Exercise:
Show all lines from the data that include the word "speakers".

Information provided:
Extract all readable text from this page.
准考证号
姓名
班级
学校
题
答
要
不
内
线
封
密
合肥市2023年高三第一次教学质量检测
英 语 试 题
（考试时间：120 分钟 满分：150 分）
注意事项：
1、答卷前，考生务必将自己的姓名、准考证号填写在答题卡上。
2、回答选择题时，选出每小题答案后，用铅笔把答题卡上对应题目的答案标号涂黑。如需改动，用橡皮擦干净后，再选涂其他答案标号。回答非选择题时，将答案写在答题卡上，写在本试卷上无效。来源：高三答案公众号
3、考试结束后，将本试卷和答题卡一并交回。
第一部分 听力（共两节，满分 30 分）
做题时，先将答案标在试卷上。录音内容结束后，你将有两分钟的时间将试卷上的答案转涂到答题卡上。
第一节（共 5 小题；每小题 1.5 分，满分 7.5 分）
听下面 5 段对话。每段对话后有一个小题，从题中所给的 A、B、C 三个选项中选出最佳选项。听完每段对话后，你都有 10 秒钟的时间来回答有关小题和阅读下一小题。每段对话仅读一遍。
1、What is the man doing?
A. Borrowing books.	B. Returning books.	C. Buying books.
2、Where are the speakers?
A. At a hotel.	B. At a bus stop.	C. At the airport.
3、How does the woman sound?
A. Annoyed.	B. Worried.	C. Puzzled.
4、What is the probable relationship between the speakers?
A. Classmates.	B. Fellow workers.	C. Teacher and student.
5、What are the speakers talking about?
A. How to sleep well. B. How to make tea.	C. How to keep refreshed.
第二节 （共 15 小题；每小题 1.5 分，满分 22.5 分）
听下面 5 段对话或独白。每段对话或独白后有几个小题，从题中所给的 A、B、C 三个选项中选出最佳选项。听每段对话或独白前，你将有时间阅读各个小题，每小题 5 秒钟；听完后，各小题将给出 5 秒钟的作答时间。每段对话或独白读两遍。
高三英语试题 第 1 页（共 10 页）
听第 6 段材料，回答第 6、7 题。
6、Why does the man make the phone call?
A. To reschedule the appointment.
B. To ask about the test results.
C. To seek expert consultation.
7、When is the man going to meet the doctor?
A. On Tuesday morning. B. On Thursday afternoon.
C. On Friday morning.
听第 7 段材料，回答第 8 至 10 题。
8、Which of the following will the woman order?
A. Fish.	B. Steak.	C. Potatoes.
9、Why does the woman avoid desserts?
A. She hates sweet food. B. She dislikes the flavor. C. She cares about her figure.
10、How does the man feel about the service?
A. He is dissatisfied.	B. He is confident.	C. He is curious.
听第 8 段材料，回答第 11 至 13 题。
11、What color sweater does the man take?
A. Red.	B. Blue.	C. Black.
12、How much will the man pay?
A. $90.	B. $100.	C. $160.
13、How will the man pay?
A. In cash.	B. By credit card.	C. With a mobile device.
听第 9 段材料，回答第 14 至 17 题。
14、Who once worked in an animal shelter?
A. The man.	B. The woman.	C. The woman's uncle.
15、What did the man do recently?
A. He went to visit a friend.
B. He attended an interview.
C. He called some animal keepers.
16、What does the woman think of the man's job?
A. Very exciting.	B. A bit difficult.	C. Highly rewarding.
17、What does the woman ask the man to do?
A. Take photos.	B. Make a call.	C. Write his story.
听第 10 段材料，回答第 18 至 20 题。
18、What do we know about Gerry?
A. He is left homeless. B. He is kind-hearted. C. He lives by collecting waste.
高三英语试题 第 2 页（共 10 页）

Solution for this task:
2、Where are the speakers?
4、What is the probable relationship between the speakers?
5、What are the speakers talking about?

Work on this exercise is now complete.